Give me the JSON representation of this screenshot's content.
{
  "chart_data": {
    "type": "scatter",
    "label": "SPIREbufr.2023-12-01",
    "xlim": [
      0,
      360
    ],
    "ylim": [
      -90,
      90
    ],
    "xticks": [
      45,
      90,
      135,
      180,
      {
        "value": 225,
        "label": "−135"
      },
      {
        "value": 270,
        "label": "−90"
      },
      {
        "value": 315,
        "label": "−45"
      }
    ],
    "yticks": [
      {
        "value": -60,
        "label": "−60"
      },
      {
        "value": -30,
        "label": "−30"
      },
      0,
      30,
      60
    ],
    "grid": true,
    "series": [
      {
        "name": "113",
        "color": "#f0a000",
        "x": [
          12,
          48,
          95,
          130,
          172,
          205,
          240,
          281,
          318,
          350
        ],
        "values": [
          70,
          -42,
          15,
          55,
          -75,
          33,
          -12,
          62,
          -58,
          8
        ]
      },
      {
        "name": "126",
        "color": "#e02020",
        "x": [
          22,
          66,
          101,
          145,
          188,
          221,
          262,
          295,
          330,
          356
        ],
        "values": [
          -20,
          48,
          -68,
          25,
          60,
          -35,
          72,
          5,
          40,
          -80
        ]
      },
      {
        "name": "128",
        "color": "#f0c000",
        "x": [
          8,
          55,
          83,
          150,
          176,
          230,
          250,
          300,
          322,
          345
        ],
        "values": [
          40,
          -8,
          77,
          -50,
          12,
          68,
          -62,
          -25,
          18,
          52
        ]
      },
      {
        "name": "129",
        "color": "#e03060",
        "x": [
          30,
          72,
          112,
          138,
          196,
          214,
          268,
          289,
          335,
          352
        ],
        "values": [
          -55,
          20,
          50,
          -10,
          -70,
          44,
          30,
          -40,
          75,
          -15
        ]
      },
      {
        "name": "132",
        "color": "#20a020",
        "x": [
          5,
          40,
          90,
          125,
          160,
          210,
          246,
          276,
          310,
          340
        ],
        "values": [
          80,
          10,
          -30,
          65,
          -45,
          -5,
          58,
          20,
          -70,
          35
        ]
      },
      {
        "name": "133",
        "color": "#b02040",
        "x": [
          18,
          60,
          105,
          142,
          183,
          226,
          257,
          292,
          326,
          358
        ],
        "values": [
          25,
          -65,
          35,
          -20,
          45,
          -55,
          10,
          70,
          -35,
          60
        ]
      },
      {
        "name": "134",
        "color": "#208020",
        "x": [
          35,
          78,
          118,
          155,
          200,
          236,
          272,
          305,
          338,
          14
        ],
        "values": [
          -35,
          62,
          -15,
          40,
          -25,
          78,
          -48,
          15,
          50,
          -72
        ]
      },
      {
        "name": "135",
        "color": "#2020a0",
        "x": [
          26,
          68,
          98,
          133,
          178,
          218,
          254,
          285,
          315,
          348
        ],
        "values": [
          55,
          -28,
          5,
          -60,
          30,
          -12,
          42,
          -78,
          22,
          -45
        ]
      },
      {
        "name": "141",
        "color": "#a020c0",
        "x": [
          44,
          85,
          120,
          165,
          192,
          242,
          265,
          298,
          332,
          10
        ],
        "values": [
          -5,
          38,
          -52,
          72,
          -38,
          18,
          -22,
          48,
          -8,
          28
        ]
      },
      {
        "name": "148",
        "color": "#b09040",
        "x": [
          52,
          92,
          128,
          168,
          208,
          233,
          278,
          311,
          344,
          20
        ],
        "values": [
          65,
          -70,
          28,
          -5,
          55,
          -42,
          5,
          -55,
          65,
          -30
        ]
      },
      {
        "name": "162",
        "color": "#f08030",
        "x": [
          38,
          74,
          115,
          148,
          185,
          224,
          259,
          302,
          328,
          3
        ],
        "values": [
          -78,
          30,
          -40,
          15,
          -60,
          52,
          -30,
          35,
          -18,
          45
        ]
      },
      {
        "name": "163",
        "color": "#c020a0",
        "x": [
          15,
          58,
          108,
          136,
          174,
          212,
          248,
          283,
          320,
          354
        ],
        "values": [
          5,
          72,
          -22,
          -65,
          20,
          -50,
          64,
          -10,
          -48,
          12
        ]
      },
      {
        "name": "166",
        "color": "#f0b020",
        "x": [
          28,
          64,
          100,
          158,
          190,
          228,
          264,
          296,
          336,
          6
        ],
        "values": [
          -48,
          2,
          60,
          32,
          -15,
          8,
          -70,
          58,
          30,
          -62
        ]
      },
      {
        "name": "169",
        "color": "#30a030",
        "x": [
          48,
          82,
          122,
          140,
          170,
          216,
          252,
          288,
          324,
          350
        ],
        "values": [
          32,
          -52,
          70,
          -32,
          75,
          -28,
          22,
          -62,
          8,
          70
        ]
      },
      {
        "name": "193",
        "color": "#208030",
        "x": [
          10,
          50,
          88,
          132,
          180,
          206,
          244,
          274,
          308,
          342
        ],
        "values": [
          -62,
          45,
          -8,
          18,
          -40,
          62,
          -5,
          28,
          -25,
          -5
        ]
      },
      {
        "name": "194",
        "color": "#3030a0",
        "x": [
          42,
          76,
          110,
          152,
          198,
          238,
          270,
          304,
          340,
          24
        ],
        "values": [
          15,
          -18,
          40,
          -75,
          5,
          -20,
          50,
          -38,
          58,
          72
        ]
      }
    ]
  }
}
-------
◆ **YOUR INSTRUCTIONS**: Word for word, write out the data.

◆ **PROBLEM SOLUTION**:
Give me the JSON representation of this screenshot's content.
{
  "chart_data": {
    "type": "scatter",
    "label": "SPIREbufr.2023-12-01",
    "xlim": [
      0,
      360
    ],
    "ylim": [
      -90,
      90
    ],
    "xticks": [
      45,
      90,
      135,
      180,
      {
        "value": 225,
        "label": "−135"
      },
      {
        "value": 270,
        "label": "−90"
      },
      {
        "value": 315,
        "label": "−45"
      }
    ],
    "yticks": [
      {
        "value": -60,
        "label": "−60"
      },
      {
        "value": -30,
        "label": "−30"
      },
      0,
      30,
      60
    ],
    "grid": true,
    "series": [
      {
        "name": "113",
        "color": "#f0a000",
        "x": [
          12,
          48,
          95,
          130,
          172,
          205,
          240,
          281,
          318,
          350
        ],
        "values": [
          70,
          -42,
          15,
          55,
          -75,
          33,
          -12,
          62,
          -58,
          8
        ]
      },
      {
        "name": "126",
        "color": "#e02020",
        "x": [
          22,
          66,
          101,
          145,
          188,
          221,
          262,
          295,
          330,
          356
        ],
        "values": [
          -20,
          48,
          -68,
          25,
          60,
          -35,
          72,
          5,
          40,
          -80
        ]
      },
      {
        "name": "128",
        "color": "#f0c000",
        "x": [
          8,
          55,
          83,
          150,
          176,
          230,
          250,
          300,
          322,
          345
        ],
        "values": [
          40,
          -8,
          77,
          -50,
          12,
          68,
          -62,
          -25,
          18,
          52
        ]
      },
      {
        "name": "129",
        "color": "#e03060",
        "x": [
          30,
          72,
          112,
          138,
          196,
          214,
          268,
          289,
          335,
          352
        ],
        "values": [
          -55,
          20,
          50,
          -10,
          -70,
          44,
          30,
          -40,
          75,
          -15
        ]
      },
      {
        "name": "132",
        "color": "#20a020",
        "x": [
          5,
          40,
          90,
          125,
          160,
          210,
          246,
          276,
          310,
          340
        ],
        "values": [
          80,
          10,
          -30,
          65,
          -45,
          -5,
          58,
          20,
          -70,
          35
        ]
      },
      {
        "name": "133",
        "color": "#b02040",
        "x": [
          18,
          60,
          105,
          142,
          183,
          226,
          257,
          292,
          326,
          358
        ],
        "values": [
          25,
          -65,
          35,
          -20,
          45,
          -55,
          10,
          70,
          -35,
          60
        ]
      },
      {
        "name": "134",
        "color": "#208020",
        "x": [
          35,
          78,
          118,
          155,
          200,
          236,
          272,
          305,
          338,
          14
        ],
        "values": [
          -35,
          62,
          -15,
          40,
          -25,
          78,
          -48,
          15,
          50,
          -72
        ]
      },
      {
        "name": "135",
        "color": "#2020a0",
        "x": [
          26,
          68,
          98,
          133,
          178,
          218,
          254,
          285,
          315,
          348
        ],
        "values": [
          55,
          -28,
          5,
          -60,
          30,
          -12,
          42,
          -78,
          22,
          -45
        ]
      },
      {
        "name": "141",
        "color": "#a020c0",
        "x": [
          44,
          85,
          120,
          165,
          192,
          242,
          265,
          298,
          332,
          10
        ],
        "values": [
          -5,
          38,
          -52,
          72,
          -38,
          18,
          -22,
          48,
          -8,
          28
        ]
      },
      {
        "name": "148",
        "color": "#b09040",
        "x": [
          52,
          92,
          128,
          168,
          208,
          233,
          278,
          311,
          344,
          20
        ],
        "values": [
          65,
          -70,
          28,
          -5,
          55,
          -42,
          5,
          -55,
          65,
          -30
        ]
      },
      {
        "name": "162",
        "color": "#f08030",
        "x": [
          38,
          74,
          115,
          148,
          185,
          224,
          259,
          302,
          328,
          3
        ],
        "values": [
          -78,
          30,
          -40,
          15,
          -60,
          52,
          -30,
          35,
          -18,
          45
        ]
      },
      {
        "name": "163",
        "color": "#c020a0",
        "x": [
          15,
          58,
          108,
          136,
          174,
          212,
          248,
          283,
          320,
          354
        ],
        "values": [
          5,
          72,
          -22,
          -65,
          20,
          -50,
          64,
          -10,
          -48,
          12
        ]
      },
      {
        "name": "166",
        "color": "#f0b020",
        "x": [
          28,
          64,
          100,
          158,
          190,
          228,
          264,
          296,
          336,
          6
        ],
        "values": [
          -48,
          2,
          60,
          32,
          -15,
          8,
          -70,
          58,
          30,
          -62
        ]
      },
      {
        "name": "169",
        "color": "#30a030",
        "x": [
          48,
          82,
          122,
          140,
          170,
          216,
          252,
          288,
          324,
          350
        ],
        "values": [
          32,
          -52,
          70,
          -32,
          75,
          -28,
          22,
          -62,
          8,
          70
        ]
      },
      {
        "name": "193",
        "color": "#208030",
        "x": [
          10,
          50,
          88,
          132,
          180,
          206,
          244,
          274,
          308,
          342
        ],
        "values": [
          -62,
          45,
          -8,
          18,
          -40,
          62,
          -5,
          28,
          -25,
          -5
        ]
      },
      {
        "name": "194",
        "color": "#3030a0",
        "x": [
          42,
          76,
          110,
          152,
          198,
          238,
          270,
          304,
          340,
          24
        ],
        "values": [
          15,
          -18,
          40,
          -75,
          5,
          -20,
          50,
          -38,
          58,
          72
        ]
      }
    ]
  }
}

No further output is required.